__INSTRUCTIONS TO FOLLOW__:
Retype all the records with nothing changed.

__RAW RECORDS__:
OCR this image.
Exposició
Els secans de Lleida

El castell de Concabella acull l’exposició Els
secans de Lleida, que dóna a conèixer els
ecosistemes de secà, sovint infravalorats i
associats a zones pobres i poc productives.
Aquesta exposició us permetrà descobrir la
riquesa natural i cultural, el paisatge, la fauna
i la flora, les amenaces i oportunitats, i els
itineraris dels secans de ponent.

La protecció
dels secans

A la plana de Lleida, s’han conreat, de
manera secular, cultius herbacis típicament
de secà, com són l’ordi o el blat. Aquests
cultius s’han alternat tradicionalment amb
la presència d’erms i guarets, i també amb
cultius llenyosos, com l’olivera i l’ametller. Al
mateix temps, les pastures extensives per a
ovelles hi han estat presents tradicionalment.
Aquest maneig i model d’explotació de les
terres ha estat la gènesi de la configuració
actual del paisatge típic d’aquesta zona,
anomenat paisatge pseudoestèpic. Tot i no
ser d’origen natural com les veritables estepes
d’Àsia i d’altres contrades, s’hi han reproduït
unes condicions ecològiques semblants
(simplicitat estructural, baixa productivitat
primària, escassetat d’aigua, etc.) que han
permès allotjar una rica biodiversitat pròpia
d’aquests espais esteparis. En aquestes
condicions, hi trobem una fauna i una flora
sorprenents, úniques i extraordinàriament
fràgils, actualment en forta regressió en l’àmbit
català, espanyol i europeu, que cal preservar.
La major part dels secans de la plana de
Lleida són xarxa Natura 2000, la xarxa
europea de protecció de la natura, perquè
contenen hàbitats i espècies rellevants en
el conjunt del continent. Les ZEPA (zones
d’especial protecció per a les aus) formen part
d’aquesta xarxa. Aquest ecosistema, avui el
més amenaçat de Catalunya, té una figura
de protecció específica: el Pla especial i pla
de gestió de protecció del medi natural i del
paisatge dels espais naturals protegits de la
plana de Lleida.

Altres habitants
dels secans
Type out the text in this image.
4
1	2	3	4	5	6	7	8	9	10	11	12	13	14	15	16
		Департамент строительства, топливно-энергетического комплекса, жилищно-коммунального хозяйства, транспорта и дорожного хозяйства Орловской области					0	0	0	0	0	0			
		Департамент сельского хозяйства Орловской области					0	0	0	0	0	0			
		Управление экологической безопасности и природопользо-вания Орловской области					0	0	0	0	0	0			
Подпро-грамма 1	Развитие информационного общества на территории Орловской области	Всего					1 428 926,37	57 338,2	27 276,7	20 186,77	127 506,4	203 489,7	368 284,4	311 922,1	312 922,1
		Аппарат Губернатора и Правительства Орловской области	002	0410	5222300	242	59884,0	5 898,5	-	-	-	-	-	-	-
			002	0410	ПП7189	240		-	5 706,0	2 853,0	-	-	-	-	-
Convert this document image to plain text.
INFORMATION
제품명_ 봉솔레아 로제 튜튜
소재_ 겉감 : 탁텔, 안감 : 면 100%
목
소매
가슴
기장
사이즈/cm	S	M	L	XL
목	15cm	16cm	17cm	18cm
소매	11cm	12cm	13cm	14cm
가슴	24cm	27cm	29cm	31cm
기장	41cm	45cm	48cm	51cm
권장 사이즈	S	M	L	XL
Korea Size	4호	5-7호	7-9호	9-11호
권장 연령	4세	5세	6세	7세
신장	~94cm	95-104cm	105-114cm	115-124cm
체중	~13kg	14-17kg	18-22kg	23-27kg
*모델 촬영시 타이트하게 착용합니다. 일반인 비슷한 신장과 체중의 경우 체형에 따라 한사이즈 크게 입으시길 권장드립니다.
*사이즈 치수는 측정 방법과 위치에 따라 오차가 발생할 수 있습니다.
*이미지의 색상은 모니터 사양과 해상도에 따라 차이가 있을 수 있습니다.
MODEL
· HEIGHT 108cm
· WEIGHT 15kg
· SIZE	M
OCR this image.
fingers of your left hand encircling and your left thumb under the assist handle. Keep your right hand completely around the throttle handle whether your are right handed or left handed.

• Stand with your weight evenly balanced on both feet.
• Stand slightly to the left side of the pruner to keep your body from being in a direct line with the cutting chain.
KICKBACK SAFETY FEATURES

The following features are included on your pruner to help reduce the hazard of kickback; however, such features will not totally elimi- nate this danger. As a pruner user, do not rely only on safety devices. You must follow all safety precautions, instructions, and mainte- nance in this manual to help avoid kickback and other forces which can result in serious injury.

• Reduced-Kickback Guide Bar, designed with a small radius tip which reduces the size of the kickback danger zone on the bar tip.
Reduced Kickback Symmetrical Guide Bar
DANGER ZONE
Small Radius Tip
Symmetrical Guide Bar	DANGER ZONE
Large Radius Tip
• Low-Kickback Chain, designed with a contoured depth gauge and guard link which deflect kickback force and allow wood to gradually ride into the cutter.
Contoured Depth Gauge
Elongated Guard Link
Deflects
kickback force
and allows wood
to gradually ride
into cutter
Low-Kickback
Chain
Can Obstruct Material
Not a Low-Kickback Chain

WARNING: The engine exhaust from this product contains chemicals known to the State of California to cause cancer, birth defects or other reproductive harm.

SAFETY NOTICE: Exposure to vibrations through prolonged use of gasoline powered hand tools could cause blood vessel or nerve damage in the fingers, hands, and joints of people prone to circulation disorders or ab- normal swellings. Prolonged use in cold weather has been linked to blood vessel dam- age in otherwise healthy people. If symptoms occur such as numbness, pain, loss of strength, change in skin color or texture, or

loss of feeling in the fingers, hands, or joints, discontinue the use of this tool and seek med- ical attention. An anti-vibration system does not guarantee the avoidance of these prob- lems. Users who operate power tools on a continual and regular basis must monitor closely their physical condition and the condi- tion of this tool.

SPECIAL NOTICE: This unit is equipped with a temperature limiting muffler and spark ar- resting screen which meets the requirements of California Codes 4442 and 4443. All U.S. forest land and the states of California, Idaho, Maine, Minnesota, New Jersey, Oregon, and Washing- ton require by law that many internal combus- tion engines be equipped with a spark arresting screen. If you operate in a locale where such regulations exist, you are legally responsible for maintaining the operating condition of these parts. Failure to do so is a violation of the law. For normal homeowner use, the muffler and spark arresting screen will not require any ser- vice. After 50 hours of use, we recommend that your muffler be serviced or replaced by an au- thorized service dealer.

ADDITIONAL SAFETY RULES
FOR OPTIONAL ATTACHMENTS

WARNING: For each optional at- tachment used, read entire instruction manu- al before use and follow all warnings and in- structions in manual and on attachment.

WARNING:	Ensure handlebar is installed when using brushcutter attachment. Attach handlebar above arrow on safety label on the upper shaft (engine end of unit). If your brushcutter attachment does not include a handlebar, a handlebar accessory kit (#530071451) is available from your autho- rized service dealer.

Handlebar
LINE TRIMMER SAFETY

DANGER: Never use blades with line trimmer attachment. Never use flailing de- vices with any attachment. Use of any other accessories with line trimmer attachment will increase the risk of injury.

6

__EXERCISE ANSWER__:
OCR this image.
Exposició
Els secans de Lleida

El castell de Concabella acull l’exposició Els
secans de Lleida, que dóna a conèixer els
ecosistemes de secà, sovint infravalorats i
associats a zones pobres i poc productives.
Aquesta exposició us permetrà descobrir la
riquesa natural i cultural, el paisatge, la fauna
i la flora, les amenaces i oportunitats, i els
itineraris dels secans de ponent.

La protecció
dels secans

A la plana de Lleida, s’han conreat, de
manera secular, cultius herbacis típicament
de secà, com són l’ordi o el blat. Aquests
cultius s’han alternat tradicionalment amb
la presència d’erms i guarets, i també amb
cultius llenyosos, com l’olivera i l’ametller. Al
mateix temps, les pastures extensives per a
ovelles hi han estat presents tradicionalment.
Aquest maneig i model d’explotació de les
terres ha estat la gènesi de la configuració
actual del paisatge típic d’aquesta zona,
anomenat paisatge pseudoestèpic. Tot i no
ser d’origen natural com les veritables estepes
d’Àsia i d’altres contrades, s’hi han reproduït
unes condicions ecològiques semblants
(simplicitat estructural, baixa productivitat
primària, escassetat d’aigua, etc.) que han
permès allotjar una rica biodiversitat pròpia
d’aquests espais esteparis. En aquestes
condicions, hi trobem una fauna i una flora
sorprenents, úniques i extraordinàriament
fràgils, actualment en forta regressió en l’àmbit
català, espanyol i europeu, que cal preservar.
La major part dels secans de la plana de
Lleida són xarxa Natura 2000, la xarxa
europea de protecció de la natura, perquè
contenen hàbitats i espècies rellevants en
el conjunt del continent. Les ZEPA (zones
d’especial protecció per a les aus) formen part
d’aquesta xarxa. Aquest ecosistema, avui el
més amenaçat de Catalunya, té una figura
de protecció específica: el Pla especial i pla
de gestió de protecció del medi natural i del
paisatge dels espais naturals protegits de la
plana de Lleida.

Altres habitants
dels secans
Type out the text in this image.
4
1	2	3	4	5	6	7	8	9	10	11	12	13	14	15	16
		Департамент строительства, топливно-энергетического комплекса, жилищно-коммунального хозяйства, транспорта и дорожного хозяйства Орловской области					0	0	0	0	0	0			
		Департамент сельского хозяйства Орловской области					0	0	0	0	0	0			
		Управление экологической безопасности и природопользо-вания Орловской области					0	0	0	0	0	0			
Подпро-грамма 1	Развитие информационного общества на территории Орловской области	Всего					1 428 926,37	57 338,2	27 276,7	20 186,77	127 506,4	203 489,7	368 284,4	311 922,1	312 922,1
		Аппарат Губернатора и Правительства Орловской области	002	0410	5222300	242	59884,0	5 898,5	-	-	-	-	-	-	-
			002	0410	ПП7189	240		-	5 706,0	2 853,0	-	-	-	-	-
Convert this document image to plain text.
INFORMATION
제품명_ 봉솔레아 로제 튜튜
소재_ 겉감 : 탁텔, 안감 : 면 100%
목
소매
가슴
기장
사이즈/cm	S	M	L	XL
목	15cm	16cm	17cm	18cm
소매	11cm	12cm	13cm	14cm
가슴	24cm	27cm	29cm	31cm
기장	41cm	45cm	48cm	51cm
권장 사이즈	S	M	L	XL
Korea Size	4호	5-7호	7-9호	9-11호
권장 연령	4세	5세	6세	7세
신장	~94cm	95-104cm	105-114cm	115-124cm
체중	~13kg	14-17kg	18-22kg	23-27kg
*모델 촬영시 타이트하게 착용합니다. 일반인 비슷한 신장과 체중의 경우 체형에 따라 한사이즈 크게 입으시길 권장드립니다.
*사이즈 치수는 측정 방법과 위치에 따라 오차가 발생할 수 있습니다.
*이미지의 색상은 모니터 사양과 해상도에 따라 차이가 있을 수 있습니다.
MODEL
· HEIGHT 108cm
· WEIGHT 15kg
· SIZE	M
OCR this image.
fingers of your left hand encircling and your left thumb under the assist handle. Keep your right hand completely around the throttle handle whether your are right handed or left handed.

• Stand with your weight evenly balanced on both feet.
• Stand slightly to the left side of the pruner to keep your body from being in a direct line with the cutting chain.
KICKBACK SAFETY FEATURES

The following features are included on your pruner to help reduce the hazard of kickback; however, such features will not totally elimi- nate this danger. As a pruner user, do not rely only on safety devices. You must follow all safety precautions, instructions, and mainte- nance in this manual to help avoid kickback and other forces which can result in serious injury.

• Reduced-Kickback Guide Bar, designed with a small radius tip which reduces the size of the kickback danger zone on the bar tip.
Reduced Kickback Symmetrical Guide Bar
DANGER ZONE
Small Radius Tip
Symmetrical Guide Bar	DANGER ZONE
Large Radius Tip
• Low-Kickback Chain, designed with a contoured depth gauge and guard link which deflect kickback force and allow wood to gradually ride into the cutter.
Contoured Depth Gauge
Elongated Guard Link
Deflects
kickback force
and allows wood
to gradually ride
into cutter
Low-Kickback
Chain
Can Obstruct Material
Not a Low-Kickback Chain

WARNING: The engine exhaust from this product contains chemicals known to the State of California to cause cancer, birth defects or other reproductive harm.

SAFETY NOTICE: Exposure to vibrations through prolonged use of gasoline powered hand tools could cause blood vessel or nerve damage in the fingers, hands, and joints of people prone to circulation disorders or ab- normal swellings. Prolonged use in cold weather has been linked to blood vessel dam- age in otherwise healthy people. If symptoms occur such as numbness, pain, loss of strength, change in skin color or texture, or

loss of feeling in the fingers, hands, or joints, discontinue the use of this tool and seek med- ical attention. An anti-vibration system does not guarantee the avoidance of these prob- lems. Users who operate power tools on a continual and regular basis must monitor closely their physical condition and the condi- tion of this tool.

SPECIAL NOTICE: This unit is equipped with a temperature limiting muffler and spark ar- resting screen which meets the requirements of California Codes 4442 and 4443. All U.S. forest land and the states of California, Idaho, Maine, Minnesota, New Jersey, Oregon, and Washing- ton require by law that many internal combus- tion engines be equipped with a spark arresting screen. If you operate in a locale where such regulations exist, you are legally responsible for maintaining the operating condition of these parts. Failure to do so is a violation of the law. For normal homeowner use, the muffler and spark arresting screen will not require any ser- vice. After 50 hours of use, we recommend that your muffler be serviced or replaced by an au- thorized service dealer.

ADDITIONAL SAFETY RULES
FOR OPTIONAL ATTACHMENTS

WARNING: For each optional at- tachment used, read entire instruction manu- al before use and follow all warnings and in- structions in manual and on attachment.

WARNING:	Ensure handlebar is installed when using brushcutter attachment. Attach handlebar above arrow on safety label on the upper shaft (engine end of unit). If your brushcutter attachment does not include a handlebar, a handlebar accessory kit (#530071451) is available from your autho- rized service dealer.

Handlebar
LINE TRIMMER SAFETY

DANGER: Never use blades with line trimmer attachment. Never use flailing de- vices with any attachment. Use of any other accessories with line trimmer attachment will increase the risk of injury.

6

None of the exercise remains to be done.